EXERCISE TASK
Please repeat all of the lines that follow, exactly as written.

** start RECORDED INFORMATION **

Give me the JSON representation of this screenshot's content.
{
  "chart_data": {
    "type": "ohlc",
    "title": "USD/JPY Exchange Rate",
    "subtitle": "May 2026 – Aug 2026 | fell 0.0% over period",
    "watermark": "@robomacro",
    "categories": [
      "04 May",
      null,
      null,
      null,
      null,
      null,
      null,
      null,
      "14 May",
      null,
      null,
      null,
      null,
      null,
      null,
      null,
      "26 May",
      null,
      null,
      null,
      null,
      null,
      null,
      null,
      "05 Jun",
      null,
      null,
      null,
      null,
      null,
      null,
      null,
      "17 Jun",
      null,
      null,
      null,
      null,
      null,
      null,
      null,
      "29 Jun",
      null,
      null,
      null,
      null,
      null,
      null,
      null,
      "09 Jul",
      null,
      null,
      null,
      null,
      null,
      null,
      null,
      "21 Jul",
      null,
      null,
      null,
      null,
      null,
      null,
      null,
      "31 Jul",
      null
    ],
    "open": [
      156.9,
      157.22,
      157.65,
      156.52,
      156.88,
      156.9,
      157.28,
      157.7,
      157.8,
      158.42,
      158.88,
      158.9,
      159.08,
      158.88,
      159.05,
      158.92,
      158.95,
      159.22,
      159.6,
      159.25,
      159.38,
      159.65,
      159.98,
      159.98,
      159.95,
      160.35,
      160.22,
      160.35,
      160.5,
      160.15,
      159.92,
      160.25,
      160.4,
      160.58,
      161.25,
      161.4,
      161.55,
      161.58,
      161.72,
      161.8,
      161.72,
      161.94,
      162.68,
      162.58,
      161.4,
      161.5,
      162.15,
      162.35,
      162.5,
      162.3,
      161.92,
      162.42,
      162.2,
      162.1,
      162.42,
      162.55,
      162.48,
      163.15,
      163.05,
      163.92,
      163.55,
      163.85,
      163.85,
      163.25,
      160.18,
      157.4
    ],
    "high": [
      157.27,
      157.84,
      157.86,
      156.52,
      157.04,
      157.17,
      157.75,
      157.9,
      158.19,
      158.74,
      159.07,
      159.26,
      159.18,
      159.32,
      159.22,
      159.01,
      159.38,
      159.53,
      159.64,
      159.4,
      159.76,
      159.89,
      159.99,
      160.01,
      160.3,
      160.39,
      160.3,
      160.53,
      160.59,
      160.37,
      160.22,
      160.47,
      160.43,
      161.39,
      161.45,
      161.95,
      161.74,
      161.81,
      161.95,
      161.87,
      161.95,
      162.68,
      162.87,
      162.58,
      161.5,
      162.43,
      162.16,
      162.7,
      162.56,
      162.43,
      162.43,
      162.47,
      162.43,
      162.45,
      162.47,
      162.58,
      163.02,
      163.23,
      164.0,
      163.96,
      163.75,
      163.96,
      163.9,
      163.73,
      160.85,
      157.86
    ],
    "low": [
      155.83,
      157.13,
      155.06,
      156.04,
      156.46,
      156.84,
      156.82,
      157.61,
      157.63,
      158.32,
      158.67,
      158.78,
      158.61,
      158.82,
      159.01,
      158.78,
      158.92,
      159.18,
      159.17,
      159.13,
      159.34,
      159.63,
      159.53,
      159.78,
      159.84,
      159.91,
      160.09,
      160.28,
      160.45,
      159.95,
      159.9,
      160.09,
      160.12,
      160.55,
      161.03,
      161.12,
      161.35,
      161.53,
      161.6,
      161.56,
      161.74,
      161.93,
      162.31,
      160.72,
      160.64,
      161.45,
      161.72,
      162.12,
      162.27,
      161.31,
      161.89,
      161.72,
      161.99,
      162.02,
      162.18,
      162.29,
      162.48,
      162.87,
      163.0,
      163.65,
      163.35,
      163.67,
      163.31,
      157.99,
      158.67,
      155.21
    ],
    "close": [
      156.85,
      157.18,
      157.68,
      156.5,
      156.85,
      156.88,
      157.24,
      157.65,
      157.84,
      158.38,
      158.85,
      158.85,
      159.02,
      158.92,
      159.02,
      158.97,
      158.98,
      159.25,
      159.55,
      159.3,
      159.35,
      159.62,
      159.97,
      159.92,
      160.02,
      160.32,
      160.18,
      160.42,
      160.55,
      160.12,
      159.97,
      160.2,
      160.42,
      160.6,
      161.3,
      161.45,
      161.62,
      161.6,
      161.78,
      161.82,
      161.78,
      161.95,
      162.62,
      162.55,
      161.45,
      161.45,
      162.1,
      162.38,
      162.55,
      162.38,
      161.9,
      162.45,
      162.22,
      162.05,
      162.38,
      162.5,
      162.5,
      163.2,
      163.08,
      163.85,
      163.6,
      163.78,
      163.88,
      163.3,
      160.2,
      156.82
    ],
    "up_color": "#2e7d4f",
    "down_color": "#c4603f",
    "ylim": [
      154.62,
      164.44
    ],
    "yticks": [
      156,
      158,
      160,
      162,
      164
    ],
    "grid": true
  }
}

** end RECORDED INFORMATION **

SOLUTION
Give me the JSON representation of this screenshot's content.
{
  "chart_data": {
    "type": "ohlc",
    "title": "USD/JPY Exchange Rate",
    "subtitle": "May 2026 – Aug 2026 | fell 0.0% over period",
    "watermark": "@robomacro",
    "categories": [
      "04 May",
      null,
      null,
      null,
      null,
      null,
      null,
      null,
      "14 May",
      null,
      null,
      null,
      null,
      null,
      null,
      null,
      "26 May",
      null,
      null,
      null,
      null,
      null,
      null,
      null,
      "05 Jun",
      null,
      null,
      null,
      null,
      null,
      null,
      null,
      "17 Jun",
      null,
      null,
      null,
      null,
      null,
      null,
      null,
      "29 Jun",
      null,
      null,
      null,
      null,
      null,
      null,
      null,
      "09 Jul",
      null,
      null,
      null,
      null,
      null,
      null,
      null,
      "21 Jul",
      null,
      null,
      null,
      null,
      null,
      null,
      null,
      "31 Jul",
      null
    ],
    "open": [
      156.9,
      157.22,
      157.65,
      156.52,
      156.88,
      156.9,
      157.28,
      157.7,
      157.8,
      158.42,
      158.88,
      158.9,
      159.08,
      158.88,
      159.05,
      158.92,
      158.95,
      159.22,
      159.6,
      159.25,
      159.38,
      159.65,
      159.98,
      159.98,
      159.95,
      160.35,
      160.22,
      160.35,
      160.5,
      160.15,
      159.92,
      160.25,
      160.4,
      160.58,
      161.25,
      161.4,
      161.55,
      161.58,
      161.72,
      161.8,
      161.72,
      161.94,
      162.68,
      162.58,
      161.4,
      161.5,
      162.15,
      162.35,
      162.5,
      162.3,
      161.92,
      162.42,
      162.2,
      162.1,
      162.42,
      162.55,
      162.48,
      163.15,
      163.05,
      163.92,
      163.55,
      163.85,
      163.85,
      163.25,
      160.18,
      157.4
    ],
    "high": [
      157.27,
      157.84,
      157.86,
      156.52,
      157.04,
      157.17,
      157.75,
      157.9,
      158.19,
      158.74,
      159.07,
      159.26,
      159.18,
      159.32,
      159.22,
      159.01,
      159.38,
      159.53,
      159.64,
      159.4,
      159.76,
      159.89,
      159.99,
      160.01,
      160.3,
      160.39,
      160.3,
      160.53,
      160.59,
      160.37,
      160.22,
      160.47,
      160.43,
      161.39,
      161.45,
      161.95,
      161.74,
      161.81,
      161.95,
      161.87,
      161.95,
      162.68,
      162.87,
      162.58,
      161.5,
      162.43,
      162.16,
      162.7,
      162.56,
      162.43,
      162.43,
      162.47,
      162.43,
      162.45,
      162.47,
      162.58,
      163.02,
      163.23,
      164.0,
      163.96,
      163.75,
      163.96,
      163.9,
      163.73,
      160.85,
      157.86
    ],
    "low": [
      155.83,
      157.13,
      155.06,
      156.04,
      156.46,
      156.84,
      156.82,
      157.61,
      157.63,
      158.32,
      158.67,
      158.78,
      158.61,
      158.82,
      159.01,
      158.78,
      158.92,
      159.18,
      159.17,
      159.13,
      159.34,
      159.63,
      159.53,
      159.78,
      159.84,
      159.91,
      160.09,
      160.28,
      160.45,
      159.95,
      159.9,
      160.09,
      160.12,
      160.55,
      161.03,
      161.12,
      161.35,
      161.53,
      161.6,
      161.56,
      161.74,
      161.93,
      162.31,
      160.72,
      160.64,
      161.45,
      161.72,
      162.12,
      162.27,
      161.31,
      161.89,
      161.72,
      161.99,
      162.02,
      162.18,
      162.29,
      162.48,
      162.87,
      163.0,
      163.65,
      163.35,
      163.67,
      163.31,
      157.99,
      158.67,
      155.21
    ],
    "close": [
      156.85,
      157.18,
      157.68,
      156.5,
      156.85,
      156.88,
      157.24,
      157.65,
      157.84,
      158.38,
      158.85,
      158.85,
      159.02,
      158.92,
      159.02,
      158.97,
      158.98,
      159.25,
      159.55,
      159.3,
      159.35,
      159.62,
      159.97,
      159.92,
      160.02,
      160.32,
      160.18,
      160.42,
      160.55,
      160.12,
      159.97,
      160.2,
      160.42,
      160.6,
      161.3,
      161.45,
      161.62,
      161.6,
      161.78,
      161.82,
      161.78,
      161.95,
      162.62,
      162.55,
      161.45,
      161.45,
      162.1,
      162.38,
      162.55,
      162.38,
      161.9,
      162.45,
      162.22,
      162.05,
      162.38,
      162.5,
      162.5,
      163.2,
      163.08,
      163.85,
      163.6,
      163.78,
      163.88,
      163.3,
      160.2,
      156.82
    ],
    "up_color": "#2e7d4f",
    "down_color": "#c4603f",
    "ylim": [
      154.62,
      164.44
    ],
    "yticks": [
      156,
      158,
      160,
      162,
      164
    ],
    "grid": true
  }
}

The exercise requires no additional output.